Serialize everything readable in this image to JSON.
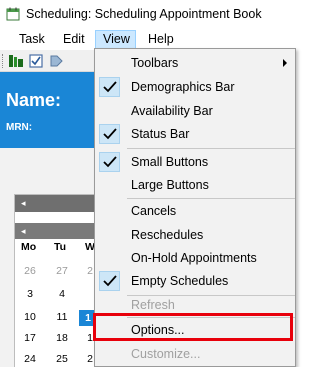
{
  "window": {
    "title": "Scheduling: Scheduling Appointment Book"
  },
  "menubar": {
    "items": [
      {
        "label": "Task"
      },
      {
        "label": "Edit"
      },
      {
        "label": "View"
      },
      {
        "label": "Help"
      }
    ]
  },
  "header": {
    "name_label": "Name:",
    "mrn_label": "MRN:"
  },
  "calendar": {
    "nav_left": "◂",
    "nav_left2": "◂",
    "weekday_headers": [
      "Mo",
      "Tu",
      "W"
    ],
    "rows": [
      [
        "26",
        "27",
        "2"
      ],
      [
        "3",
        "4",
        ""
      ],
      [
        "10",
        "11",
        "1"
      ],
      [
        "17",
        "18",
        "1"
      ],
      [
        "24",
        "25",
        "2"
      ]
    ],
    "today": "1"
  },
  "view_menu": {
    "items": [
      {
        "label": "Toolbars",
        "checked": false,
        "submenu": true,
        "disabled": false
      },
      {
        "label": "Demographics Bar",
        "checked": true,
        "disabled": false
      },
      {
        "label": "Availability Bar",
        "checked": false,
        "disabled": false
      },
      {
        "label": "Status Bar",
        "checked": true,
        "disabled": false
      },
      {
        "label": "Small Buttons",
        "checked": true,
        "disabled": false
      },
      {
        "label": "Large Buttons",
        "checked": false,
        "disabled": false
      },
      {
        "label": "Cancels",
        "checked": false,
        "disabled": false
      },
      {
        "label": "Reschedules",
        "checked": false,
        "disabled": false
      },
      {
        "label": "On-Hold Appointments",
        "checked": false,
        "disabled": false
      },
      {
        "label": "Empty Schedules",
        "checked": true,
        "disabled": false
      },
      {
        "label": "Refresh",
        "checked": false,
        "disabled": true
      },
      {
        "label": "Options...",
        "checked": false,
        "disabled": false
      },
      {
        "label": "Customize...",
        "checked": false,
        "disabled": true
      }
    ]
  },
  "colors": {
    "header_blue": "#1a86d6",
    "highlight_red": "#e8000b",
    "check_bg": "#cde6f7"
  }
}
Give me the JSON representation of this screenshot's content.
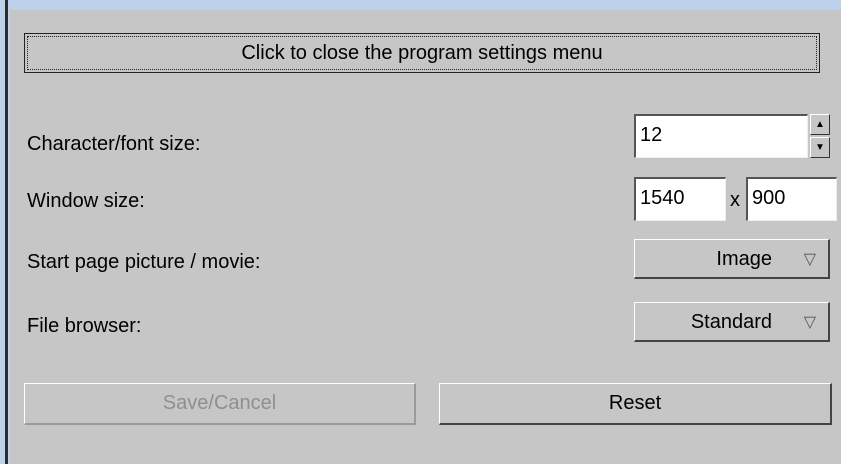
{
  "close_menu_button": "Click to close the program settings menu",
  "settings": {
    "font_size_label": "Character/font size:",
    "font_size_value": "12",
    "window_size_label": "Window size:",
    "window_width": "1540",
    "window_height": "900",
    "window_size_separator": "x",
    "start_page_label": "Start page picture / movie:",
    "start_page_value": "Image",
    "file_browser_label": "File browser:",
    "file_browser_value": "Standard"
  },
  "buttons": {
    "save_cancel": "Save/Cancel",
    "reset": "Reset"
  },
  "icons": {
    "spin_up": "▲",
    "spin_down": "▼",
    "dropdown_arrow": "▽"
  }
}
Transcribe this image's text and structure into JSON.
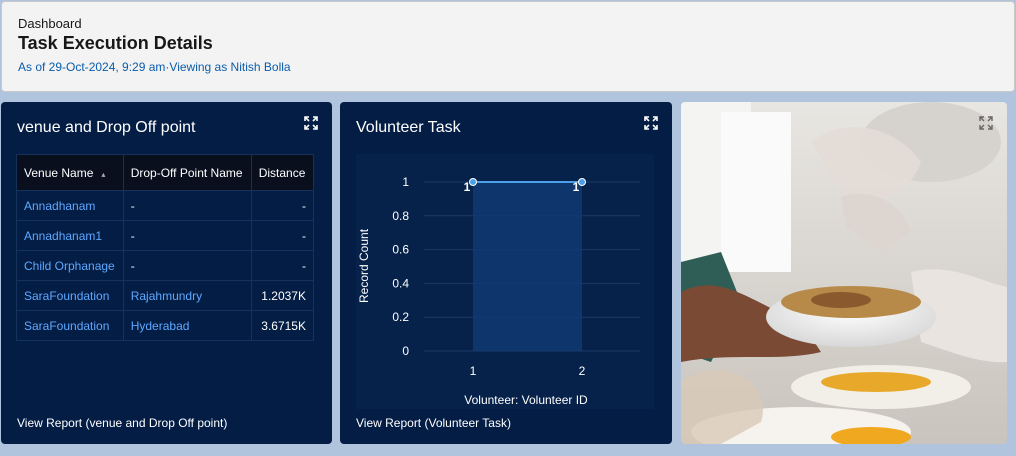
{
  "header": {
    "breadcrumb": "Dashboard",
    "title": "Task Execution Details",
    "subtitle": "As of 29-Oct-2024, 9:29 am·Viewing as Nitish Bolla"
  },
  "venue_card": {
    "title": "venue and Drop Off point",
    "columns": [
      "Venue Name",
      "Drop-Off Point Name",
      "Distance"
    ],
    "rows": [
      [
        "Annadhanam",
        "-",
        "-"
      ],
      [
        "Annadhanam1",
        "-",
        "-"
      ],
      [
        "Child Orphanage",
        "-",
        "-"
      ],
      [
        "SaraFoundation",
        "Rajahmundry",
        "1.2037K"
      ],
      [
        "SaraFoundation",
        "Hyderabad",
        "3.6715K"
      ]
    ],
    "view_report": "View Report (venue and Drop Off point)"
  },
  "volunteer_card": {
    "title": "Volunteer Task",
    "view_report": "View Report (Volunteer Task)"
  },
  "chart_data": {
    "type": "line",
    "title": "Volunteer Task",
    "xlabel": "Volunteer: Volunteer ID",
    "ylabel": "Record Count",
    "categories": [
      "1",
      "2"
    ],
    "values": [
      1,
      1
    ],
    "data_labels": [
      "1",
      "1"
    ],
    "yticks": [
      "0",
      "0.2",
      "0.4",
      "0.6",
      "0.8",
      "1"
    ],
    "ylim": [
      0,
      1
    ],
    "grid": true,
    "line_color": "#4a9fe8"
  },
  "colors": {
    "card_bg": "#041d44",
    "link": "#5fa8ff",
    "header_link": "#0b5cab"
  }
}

☆ ☆ ☆ ☆ ☆ ☆ ☆

- _Given exercise_: Give every line back word for word and leave the pictures out.

- _The solution_:
Serialize everything readable in this image to JSON.
{
  "window": {
    "title": "Scheduling: Scheduling Appointment Book"
  },
  "menubar": {
    "items": [
      {
        "label": "Task"
      },
      {
        "label": "Edit"
      },
      {
        "label": "View"
      },
      {
        "label": "Help"
      }
    ]
  },
  "header": {
    "name_label": "Name:",
    "mrn_label": "MRN:"
  },
  "calendar": {
    "nav_left": "◂",
    "nav_left2": "◂",
    "weekday_headers": [
      "Mo",
      "Tu",
      "W"
    ],
    "rows": [
      [
        "26",
        "27",
        "2"
      ],
      [
        "3",
        "4",
        ""
      ],
      [
        "10",
        "11",
        "1"
      ],
      [
        "17",
        "18",
        "1"
      ],
      [
        "24",
        "25",
        "2"
      ]
    ],
    "today": "1"
  },
  "view_menu": {
    "items": [
      {
        "label": "Toolbars",
        "checked": false,
        "submenu": true,
        "disabled": false
      },
      {
        "label": "Demographics Bar",
        "checked": true,
        "disabled": false
      },
      {
        "label": "Availability Bar",
        "checked": false,
        "disabled": false
      },
      {
        "label": "Status Bar",
        "checked": true,
        "disabled": false
      },
      {
        "label": "Small Buttons",
        "checked": true,
        "disabled": false
      },
      {
        "label": "Large Buttons",
        "checked": false,
        "disabled": false
      },
      {
        "label": "Cancels",
        "checked": false,
        "disabled": false
      },
      {
        "label": "Reschedules",
        "checked": false,
        "disabled": false
      },
      {
        "label": "On-Hold Appointments",
        "checked": false,
        "disabled": false
      },
      {
        "label": "Empty Schedules",
        "checked": true,
        "disabled": false
      },
      {
        "label": "Refresh",
        "checked": false,
        "disabled": true
      },
      {
        "label": "Options...",
        "checked": false,
        "disabled": false
      },
      {
        "label": "Customize...",
        "checked": false,
        "disabled": true
      }
    ]
  },
  "colors": {
    "header_blue": "#1a86d6",
    "highlight_red": "#e8000b",
    "check_bg": "#cde6f7"
  }
}
Give me the JSON representation of this screenshot's content.
{
  "close_menu_button": "Click to close the program settings menu",
  "settings": {
    "font_size_label": "Character/font size:",
    "font_size_value": "12",
    "window_size_label": "Window size:",
    "window_width": "1540",
    "window_height": "900",
    "window_size_separator": "x",
    "start_page_label": "Start page picture / movie:",
    "start_page_value": "Image",
    "file_browser_label": "File browser:",
    "file_browser_value": "Standard"
  },
  "buttons": {
    "save_cancel": "Save/Cancel",
    "reset": "Reset"
  },
  "icons": {
    "spin_up": "▲",
    "spin_down": "▼",
    "dropdown_arrow": "▽"
  }
}
Transcribe this image's text and structure into JSON.
{
  "header": {
    "breadcrumb": "Dashboard",
    "title": "Task Execution Details",
    "subtitle": "As of 29-Oct-2024, 9:29 am·Viewing as Nitish Bolla"
  },
  "venue_card": {
    "title": "venue and Drop Off point",
    "columns": [
      "Venue Name",
      "Drop-Off Point Name",
      "Distance"
    ],
    "rows": [
      [
        "Annadhanam",
        "-",
        "-"
      ],
      [
        "Annadhanam1",
        "-",
        "-"
      ],
      [
        "Child Orphanage",
        "-",
        "-"
      ],
      [
        "SaraFoundation",
        "Rajahmundry",
        "1.2037K"
      ],
      [
        "SaraFoundation",
        "Hyderabad",
        "3.6715K"
      ]
    ],
    "view_report": "View Report (venue and Drop Off point)"
  },
  "volunteer_card": {
    "title": "Volunteer Task",
    "view_report": "View Report (Volunteer Task)"
  },
  "chart_data": {
    "type": "line",
    "title": "Volunteer Task",
    "xlabel": "Volunteer: Volunteer ID",
    "ylabel": "Record Count",
    "categories": [
      "1",
      "2"
    ],
    "values": [
      1,
      1
    ],
    "data_labels": [
      "1",
      "1"
    ],
    "yticks": [
      "0",
      "0.2",
      "0.4",
      "0.6",
      "0.8",
      "1"
    ],
    "ylim": [
      0,
      1
    ],
    "grid": true,
    "line_color": "#4a9fe8"
  },
  "colors": {
    "card_bg": "#041d44",
    "link": "#5fa8ff",
    "header_link": "#0b5cab"
  }
}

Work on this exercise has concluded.